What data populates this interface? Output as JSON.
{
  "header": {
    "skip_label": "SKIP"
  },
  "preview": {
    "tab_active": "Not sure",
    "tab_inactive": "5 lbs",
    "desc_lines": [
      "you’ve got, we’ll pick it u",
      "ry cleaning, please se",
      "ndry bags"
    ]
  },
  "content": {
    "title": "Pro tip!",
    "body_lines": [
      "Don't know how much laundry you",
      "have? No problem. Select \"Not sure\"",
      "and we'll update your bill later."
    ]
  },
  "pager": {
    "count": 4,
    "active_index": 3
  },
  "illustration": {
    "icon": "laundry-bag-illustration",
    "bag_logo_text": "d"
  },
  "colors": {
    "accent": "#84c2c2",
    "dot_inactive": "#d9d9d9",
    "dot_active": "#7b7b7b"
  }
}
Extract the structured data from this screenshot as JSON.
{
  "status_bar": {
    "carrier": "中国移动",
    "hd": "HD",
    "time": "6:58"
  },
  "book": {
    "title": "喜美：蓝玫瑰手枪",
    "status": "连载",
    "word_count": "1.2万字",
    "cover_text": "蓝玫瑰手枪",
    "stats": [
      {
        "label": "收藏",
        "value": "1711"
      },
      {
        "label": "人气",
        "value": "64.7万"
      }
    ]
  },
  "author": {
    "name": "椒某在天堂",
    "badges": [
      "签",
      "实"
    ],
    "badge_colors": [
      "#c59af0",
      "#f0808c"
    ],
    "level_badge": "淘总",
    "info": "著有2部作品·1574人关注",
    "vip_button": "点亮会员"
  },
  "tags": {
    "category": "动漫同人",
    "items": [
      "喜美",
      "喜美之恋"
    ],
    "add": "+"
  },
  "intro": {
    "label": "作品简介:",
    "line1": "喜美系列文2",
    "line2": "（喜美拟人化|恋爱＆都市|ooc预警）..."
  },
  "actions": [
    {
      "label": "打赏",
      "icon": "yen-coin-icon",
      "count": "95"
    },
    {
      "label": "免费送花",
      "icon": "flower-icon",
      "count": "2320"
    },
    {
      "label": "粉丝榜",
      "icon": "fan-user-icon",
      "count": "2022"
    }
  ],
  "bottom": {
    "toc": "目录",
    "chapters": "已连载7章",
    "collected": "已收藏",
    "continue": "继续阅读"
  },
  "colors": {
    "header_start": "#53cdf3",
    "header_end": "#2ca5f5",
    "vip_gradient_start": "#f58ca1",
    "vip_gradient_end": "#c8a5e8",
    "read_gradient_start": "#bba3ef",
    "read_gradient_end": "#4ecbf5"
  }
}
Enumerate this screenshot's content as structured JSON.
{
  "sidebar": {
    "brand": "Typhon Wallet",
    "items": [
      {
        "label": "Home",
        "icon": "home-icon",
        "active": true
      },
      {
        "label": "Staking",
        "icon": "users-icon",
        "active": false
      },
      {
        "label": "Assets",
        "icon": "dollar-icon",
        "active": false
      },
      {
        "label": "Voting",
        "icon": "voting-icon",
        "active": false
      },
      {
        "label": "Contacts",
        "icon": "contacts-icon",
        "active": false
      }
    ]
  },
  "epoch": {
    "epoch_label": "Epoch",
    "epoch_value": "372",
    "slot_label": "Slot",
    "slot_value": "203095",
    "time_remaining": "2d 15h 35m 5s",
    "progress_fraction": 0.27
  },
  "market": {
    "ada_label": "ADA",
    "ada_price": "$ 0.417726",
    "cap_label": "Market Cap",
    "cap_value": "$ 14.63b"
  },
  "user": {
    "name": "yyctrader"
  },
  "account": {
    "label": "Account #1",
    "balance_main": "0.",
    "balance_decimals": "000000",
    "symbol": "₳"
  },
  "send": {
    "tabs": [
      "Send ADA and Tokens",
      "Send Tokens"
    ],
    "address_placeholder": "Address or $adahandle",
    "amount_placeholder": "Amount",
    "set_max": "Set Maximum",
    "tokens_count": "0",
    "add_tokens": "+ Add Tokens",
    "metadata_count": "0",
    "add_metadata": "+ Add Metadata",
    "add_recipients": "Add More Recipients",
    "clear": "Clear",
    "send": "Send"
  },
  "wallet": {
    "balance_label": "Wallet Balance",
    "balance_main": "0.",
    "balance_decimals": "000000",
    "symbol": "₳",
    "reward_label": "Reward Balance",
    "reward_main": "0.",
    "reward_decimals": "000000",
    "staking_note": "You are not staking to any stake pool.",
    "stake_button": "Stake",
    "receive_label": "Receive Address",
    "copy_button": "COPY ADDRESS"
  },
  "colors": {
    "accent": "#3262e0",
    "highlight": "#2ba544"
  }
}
☆ ☆ ☆ ☆ ☆
## [Work instructions]
Look above for every line with the word "screenshot" and copy it.

## [Complete response]
Extract the structured data from this screenshot as JSON.
Enumerate this screenshot's content as structured JSON.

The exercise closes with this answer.